▶ [YOUR GOAL]
How many lines of the records below contain the word "this"? Answer with the number alone.

═════ THE DATA

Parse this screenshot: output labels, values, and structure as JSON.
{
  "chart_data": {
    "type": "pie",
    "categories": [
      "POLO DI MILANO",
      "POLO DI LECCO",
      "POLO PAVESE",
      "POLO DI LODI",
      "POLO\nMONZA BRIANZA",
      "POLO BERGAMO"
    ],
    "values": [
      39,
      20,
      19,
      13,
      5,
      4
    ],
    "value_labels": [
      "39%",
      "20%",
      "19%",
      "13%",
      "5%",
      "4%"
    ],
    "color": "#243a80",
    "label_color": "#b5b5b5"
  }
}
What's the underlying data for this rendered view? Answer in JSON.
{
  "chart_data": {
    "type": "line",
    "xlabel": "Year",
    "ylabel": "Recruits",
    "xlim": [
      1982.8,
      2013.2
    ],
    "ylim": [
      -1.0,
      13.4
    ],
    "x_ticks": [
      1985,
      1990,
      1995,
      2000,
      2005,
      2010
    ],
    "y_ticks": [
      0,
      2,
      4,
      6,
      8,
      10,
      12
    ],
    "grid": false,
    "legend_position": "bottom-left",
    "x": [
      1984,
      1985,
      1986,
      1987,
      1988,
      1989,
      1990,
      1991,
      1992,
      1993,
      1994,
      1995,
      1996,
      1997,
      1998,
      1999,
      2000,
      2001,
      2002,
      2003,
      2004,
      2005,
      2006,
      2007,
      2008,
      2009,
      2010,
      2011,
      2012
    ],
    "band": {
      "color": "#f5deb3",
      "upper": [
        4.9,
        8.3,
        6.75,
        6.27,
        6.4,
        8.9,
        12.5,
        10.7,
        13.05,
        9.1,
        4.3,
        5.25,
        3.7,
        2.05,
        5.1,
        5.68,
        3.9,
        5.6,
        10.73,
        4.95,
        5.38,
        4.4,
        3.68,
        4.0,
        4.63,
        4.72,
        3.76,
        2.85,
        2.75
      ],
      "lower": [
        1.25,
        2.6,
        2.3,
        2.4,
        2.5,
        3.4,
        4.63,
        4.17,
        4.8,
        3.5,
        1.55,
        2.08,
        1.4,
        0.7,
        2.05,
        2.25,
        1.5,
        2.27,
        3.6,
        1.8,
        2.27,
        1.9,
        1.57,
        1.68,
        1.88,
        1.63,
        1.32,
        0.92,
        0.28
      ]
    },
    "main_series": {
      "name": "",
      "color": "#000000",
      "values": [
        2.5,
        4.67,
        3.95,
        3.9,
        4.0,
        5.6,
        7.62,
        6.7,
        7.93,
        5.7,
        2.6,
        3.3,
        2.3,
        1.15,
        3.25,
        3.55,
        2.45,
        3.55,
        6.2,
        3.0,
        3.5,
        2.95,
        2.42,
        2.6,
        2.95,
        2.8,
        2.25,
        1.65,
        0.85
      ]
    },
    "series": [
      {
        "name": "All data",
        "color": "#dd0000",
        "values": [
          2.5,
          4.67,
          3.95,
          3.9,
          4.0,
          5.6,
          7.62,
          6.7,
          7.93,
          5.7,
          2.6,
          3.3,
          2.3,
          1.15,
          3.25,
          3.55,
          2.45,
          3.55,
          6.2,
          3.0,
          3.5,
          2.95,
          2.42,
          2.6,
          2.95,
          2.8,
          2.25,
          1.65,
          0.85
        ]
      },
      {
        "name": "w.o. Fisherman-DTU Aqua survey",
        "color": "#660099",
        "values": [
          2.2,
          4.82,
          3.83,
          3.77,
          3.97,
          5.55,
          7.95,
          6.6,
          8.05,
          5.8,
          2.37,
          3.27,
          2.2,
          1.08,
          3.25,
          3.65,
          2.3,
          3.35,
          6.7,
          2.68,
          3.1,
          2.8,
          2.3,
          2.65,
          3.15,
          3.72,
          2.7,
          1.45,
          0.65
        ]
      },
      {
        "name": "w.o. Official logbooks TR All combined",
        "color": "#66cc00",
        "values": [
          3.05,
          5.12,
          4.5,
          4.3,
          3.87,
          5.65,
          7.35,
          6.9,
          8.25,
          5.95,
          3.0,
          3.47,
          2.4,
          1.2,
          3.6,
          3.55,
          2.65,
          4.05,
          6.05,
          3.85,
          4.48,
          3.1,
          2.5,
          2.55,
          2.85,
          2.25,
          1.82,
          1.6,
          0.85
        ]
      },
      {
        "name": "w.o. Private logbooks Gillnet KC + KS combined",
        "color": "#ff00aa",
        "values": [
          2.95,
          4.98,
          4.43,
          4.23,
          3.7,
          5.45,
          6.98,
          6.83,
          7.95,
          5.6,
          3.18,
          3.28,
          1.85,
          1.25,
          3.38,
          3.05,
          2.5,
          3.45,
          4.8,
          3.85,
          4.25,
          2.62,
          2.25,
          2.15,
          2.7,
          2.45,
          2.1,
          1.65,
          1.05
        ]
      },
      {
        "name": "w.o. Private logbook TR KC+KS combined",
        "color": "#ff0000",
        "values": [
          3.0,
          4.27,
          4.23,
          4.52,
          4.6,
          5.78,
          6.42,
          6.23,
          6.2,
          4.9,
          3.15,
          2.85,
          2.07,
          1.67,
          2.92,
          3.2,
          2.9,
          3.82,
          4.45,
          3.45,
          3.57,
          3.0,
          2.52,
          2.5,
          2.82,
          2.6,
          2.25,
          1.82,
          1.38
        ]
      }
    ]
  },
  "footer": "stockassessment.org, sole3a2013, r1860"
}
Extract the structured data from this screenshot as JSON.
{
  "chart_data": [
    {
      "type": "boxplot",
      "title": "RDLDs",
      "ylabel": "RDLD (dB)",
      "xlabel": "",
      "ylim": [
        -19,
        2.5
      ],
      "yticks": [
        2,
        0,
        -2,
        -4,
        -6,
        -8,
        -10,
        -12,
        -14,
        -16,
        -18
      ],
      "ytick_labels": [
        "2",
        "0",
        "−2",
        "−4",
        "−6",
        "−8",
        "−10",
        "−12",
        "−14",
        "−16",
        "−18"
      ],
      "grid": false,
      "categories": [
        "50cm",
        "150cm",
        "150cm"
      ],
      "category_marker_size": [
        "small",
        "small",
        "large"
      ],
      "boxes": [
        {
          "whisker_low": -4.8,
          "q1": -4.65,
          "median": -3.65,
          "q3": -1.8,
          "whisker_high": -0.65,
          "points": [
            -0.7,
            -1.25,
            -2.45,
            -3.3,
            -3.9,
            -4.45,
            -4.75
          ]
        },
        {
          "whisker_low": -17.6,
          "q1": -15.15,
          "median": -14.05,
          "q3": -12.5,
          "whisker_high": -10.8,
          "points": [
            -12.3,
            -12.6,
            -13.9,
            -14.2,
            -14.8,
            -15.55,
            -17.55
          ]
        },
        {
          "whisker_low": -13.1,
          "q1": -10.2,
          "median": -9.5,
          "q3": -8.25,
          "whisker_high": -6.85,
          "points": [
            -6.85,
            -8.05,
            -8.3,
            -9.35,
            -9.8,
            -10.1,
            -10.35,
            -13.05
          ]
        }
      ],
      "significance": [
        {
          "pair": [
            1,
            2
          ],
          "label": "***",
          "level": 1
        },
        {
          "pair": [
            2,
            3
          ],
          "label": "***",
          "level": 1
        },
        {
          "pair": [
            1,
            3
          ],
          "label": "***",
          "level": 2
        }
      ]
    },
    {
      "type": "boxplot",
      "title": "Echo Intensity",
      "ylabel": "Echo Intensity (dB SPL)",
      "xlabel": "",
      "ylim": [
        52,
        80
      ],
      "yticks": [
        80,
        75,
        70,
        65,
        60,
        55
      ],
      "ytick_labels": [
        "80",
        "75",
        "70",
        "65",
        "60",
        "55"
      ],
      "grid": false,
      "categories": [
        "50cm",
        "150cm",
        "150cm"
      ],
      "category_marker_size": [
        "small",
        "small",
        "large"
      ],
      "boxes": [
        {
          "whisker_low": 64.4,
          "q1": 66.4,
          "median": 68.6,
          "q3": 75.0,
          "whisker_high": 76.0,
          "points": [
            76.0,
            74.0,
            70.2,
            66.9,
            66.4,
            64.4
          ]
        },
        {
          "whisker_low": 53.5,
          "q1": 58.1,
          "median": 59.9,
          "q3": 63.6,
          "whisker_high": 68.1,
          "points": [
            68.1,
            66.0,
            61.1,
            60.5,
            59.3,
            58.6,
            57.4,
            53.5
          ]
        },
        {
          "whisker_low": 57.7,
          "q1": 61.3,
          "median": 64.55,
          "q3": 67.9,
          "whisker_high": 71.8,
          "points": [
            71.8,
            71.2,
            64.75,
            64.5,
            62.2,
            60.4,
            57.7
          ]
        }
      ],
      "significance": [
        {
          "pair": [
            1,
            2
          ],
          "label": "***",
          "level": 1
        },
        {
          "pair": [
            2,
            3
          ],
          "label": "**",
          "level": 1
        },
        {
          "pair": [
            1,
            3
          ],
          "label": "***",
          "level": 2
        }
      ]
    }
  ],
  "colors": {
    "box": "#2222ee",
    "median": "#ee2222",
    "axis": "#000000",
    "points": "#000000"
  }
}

══════════

▶ [CORRECT RESPONSE]
3